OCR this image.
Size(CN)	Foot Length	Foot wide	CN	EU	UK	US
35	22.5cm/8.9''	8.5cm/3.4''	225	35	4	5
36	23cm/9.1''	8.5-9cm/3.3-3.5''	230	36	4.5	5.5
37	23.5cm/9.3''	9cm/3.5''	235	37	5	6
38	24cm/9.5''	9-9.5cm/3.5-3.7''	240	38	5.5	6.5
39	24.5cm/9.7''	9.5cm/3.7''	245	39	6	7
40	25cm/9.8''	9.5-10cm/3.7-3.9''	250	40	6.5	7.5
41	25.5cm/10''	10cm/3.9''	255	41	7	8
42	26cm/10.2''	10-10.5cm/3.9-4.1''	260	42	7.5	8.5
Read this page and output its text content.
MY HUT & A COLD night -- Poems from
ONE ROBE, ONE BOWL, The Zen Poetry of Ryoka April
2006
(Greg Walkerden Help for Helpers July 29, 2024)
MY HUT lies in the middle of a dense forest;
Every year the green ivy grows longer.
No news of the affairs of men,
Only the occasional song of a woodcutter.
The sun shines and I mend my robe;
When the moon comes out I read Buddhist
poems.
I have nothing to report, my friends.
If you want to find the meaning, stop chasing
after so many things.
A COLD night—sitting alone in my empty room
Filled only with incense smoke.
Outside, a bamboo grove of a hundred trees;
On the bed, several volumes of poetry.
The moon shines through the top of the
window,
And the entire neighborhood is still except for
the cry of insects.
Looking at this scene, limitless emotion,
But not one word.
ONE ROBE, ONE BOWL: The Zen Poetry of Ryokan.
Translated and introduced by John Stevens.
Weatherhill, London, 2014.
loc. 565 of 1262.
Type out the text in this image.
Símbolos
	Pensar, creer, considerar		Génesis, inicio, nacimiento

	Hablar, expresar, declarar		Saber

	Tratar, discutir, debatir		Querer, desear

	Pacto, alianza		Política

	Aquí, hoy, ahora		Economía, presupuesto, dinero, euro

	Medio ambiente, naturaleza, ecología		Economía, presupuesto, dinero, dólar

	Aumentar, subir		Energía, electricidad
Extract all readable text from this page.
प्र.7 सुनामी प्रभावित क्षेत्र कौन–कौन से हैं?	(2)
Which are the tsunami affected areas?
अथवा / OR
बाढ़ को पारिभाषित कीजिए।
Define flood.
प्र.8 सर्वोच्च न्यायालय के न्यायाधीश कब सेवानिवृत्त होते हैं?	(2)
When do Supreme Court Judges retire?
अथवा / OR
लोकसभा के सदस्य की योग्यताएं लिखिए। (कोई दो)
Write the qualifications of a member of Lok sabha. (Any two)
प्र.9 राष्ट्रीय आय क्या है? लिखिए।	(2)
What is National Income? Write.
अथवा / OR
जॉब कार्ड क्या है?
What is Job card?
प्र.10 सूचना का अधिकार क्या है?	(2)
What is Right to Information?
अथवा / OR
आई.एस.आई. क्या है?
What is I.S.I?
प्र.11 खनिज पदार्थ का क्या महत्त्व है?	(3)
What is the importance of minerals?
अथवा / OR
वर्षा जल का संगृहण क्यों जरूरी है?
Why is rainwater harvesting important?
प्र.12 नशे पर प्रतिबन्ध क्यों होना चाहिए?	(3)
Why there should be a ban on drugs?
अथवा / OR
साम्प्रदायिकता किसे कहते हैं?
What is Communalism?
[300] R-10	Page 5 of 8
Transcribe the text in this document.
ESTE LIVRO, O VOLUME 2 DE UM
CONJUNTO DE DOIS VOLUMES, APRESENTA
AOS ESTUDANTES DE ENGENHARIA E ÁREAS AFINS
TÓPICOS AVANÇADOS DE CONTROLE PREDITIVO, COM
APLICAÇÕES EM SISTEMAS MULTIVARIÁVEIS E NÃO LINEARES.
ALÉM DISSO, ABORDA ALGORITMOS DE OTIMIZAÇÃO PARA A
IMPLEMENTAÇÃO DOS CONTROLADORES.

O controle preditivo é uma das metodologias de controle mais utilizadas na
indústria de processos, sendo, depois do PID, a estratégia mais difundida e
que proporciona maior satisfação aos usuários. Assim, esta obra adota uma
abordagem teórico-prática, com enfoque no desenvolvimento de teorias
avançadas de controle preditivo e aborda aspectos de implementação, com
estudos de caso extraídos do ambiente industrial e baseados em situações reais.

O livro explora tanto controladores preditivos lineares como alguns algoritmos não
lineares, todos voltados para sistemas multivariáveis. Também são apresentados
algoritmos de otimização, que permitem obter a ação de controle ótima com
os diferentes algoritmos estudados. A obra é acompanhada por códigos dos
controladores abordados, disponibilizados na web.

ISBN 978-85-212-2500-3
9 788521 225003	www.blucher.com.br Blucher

------------------------------------------------------------------------

*Directive*: Pick every line with "BOWL" in it and copy it.

*Result*:
ONE ROBE, ONE BOWL, The Zen Poetry of Ryoka April
ONE ROBE, ONE BOWL: The Zen Poetry of Ryokan.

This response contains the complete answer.